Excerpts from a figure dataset

——

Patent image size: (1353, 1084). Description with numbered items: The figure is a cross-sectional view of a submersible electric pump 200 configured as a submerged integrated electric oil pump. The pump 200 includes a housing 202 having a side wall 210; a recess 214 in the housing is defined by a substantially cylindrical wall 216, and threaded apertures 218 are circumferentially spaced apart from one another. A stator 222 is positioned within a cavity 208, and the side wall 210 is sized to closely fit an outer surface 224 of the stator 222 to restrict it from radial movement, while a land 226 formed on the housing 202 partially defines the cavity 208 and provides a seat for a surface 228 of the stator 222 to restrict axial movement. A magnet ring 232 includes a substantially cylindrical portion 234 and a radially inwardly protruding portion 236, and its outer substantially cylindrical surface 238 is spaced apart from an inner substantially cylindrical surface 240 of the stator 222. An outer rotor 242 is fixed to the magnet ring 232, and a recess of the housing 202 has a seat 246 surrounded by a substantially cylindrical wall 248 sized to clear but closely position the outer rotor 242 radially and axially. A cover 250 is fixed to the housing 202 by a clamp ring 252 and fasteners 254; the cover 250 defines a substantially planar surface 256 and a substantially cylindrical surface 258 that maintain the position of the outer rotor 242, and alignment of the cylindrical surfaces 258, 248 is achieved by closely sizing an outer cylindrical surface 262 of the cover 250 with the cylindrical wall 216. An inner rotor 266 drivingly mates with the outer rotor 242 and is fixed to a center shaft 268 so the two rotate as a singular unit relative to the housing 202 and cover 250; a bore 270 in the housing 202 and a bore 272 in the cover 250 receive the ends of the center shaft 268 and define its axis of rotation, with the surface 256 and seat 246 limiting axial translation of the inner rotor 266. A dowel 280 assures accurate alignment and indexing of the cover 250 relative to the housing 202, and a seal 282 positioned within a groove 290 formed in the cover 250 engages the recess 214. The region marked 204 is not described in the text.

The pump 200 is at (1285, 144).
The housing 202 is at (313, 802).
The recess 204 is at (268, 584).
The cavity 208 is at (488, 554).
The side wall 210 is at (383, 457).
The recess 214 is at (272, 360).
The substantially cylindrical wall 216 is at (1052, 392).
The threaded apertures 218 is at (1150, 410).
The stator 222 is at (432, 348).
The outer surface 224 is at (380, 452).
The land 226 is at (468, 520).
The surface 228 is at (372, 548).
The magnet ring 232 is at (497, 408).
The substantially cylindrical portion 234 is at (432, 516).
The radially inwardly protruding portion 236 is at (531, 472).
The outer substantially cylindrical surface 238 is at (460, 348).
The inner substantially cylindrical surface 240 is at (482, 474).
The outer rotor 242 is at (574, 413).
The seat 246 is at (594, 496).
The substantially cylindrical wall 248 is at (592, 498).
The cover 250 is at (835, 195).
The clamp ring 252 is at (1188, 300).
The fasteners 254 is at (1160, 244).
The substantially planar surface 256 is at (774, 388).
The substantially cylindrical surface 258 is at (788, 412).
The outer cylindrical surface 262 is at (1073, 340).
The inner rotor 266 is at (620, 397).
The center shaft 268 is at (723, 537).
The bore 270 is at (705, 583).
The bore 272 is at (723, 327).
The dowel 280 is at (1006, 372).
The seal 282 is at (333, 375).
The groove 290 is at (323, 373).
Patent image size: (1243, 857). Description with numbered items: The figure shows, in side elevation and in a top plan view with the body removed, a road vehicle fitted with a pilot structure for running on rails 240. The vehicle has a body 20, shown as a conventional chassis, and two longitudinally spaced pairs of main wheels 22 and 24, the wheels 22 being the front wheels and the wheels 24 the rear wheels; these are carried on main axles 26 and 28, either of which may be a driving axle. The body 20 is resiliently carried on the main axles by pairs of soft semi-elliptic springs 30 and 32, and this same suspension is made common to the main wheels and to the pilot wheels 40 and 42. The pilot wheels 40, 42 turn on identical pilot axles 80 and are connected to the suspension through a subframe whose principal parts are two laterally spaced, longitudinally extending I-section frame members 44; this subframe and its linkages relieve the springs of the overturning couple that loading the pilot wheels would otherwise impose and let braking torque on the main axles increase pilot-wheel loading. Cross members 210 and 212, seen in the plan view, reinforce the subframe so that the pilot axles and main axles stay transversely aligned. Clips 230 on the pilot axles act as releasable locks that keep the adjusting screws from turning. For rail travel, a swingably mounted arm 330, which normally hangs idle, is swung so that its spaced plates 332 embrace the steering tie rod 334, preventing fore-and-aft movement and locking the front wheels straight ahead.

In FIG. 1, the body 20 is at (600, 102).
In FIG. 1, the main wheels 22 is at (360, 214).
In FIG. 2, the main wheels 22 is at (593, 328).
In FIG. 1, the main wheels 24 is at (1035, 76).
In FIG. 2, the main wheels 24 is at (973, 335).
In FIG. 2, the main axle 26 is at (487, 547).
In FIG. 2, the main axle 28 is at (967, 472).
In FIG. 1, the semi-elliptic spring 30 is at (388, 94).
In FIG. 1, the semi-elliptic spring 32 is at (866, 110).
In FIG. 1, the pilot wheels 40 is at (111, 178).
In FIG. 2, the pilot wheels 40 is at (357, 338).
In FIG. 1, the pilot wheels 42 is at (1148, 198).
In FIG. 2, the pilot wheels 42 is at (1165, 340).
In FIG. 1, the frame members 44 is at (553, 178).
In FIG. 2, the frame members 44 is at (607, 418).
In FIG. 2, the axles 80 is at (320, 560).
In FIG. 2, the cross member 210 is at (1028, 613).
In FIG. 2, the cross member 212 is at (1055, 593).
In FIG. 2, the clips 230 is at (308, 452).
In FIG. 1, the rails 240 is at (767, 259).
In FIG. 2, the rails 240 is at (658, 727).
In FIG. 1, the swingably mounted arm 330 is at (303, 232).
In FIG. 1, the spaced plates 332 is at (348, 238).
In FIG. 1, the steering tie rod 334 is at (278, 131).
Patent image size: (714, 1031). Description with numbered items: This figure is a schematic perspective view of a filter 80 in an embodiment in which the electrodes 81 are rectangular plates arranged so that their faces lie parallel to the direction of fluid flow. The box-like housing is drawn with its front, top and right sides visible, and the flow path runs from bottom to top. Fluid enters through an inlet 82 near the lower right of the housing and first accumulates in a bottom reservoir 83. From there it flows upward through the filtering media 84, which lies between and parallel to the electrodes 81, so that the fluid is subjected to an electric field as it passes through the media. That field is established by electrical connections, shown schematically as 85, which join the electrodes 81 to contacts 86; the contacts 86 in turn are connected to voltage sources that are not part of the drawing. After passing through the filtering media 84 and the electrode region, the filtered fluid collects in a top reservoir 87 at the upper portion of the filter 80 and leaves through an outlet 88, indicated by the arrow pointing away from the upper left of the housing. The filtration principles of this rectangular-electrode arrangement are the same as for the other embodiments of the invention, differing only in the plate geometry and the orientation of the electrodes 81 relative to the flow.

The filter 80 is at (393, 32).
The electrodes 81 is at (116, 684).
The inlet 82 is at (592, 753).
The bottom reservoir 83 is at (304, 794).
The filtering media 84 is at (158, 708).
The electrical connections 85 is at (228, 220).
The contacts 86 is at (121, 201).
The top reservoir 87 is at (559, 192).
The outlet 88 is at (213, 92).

——

**Written instruction**
Edit the rows from the line with "Patent image size: (1243, 857)." to the line with "In FIG. 1, the frame", changing "road vehicle" to "highway vehicle" and leaving everything else as it is. Return only those lines.

**Answer below**
Patent image size: (1243, 857). Description with numbered items: The figure shows, in side elevation and in a top plan view with the body removed, a highway vehicle fitted with a pilot structure for running on rails 240. The vehicle has a body 20, shown as a conventional chassis, and two longitudinally spaced pairs of main wheels 22 and 24, the wheels 22 being the front wheels and the wheels 24 the rear wheels; these are carried on main axles 26 and 28, either of which may be a driving axle. The body 20 is resiliently carried on the main axles by pairs of soft semi-elliptic springs 30 and 32, and this same suspension is made common to the main wheels and to the pilot wheels 40 and 42. The pilot wheels 40, 42 turn on identical pilot axles 80 and are connected to the suspension through a subframe whose principal parts are two laterally spaced, longitudinally extending I-section frame members 44; this subframe and its linkages relieve the springs of the overturning couple that loading the pilot wheels would otherwise impose and let braking torque on the main axles increase pilot-wheel loading. Cross members 210 and 212, seen in the plan view, reinforce the subframe so that the pilot axles and main axles stay transversely aligned. Clips 230 on the pilot axles act as releasable locks that keep the adjusting screws from turning. For rail travel, a swingably mounted arm 330, which normally hangs idle, is swung so that its spaced plates 332 embrace the steering tie rod 334, preventing fore-and-aft movement and locking the front wheels straight ahead.

In FIG. 1, the body 20 is at (600, 102).
In FIG. 1, the main wheels 22 is at (360, 214).
In FIG. 2, the main wheels 22 is at (593, 328).
In FIG. 1, the main wheels 24 is at (1035, 76).
In FIG. 2, the main wheels 24 is at (973, 335).
In FIG. 2, the main axle 26 is at (487, 547).
In FIG. 2, the main axle 28 is at (967, 472).
In FIG. 1, the semi-elliptic spring 30 is at (388, 94).
In FIG. 1, the semi-elliptic spring 32 is at (866, 110).
In FIG. 1, the pilot wheels 40 is at (111, 178).
In FIG. 2, the pilot wheels 40 is at (357, 338).
In FIG. 1, the pilot wheels 42 is at (1148, 198).
In FIG. 2, the pilot wheels 42 is at (1165, 340).
In FIG. 1, the frame members 44 is at (553, 178).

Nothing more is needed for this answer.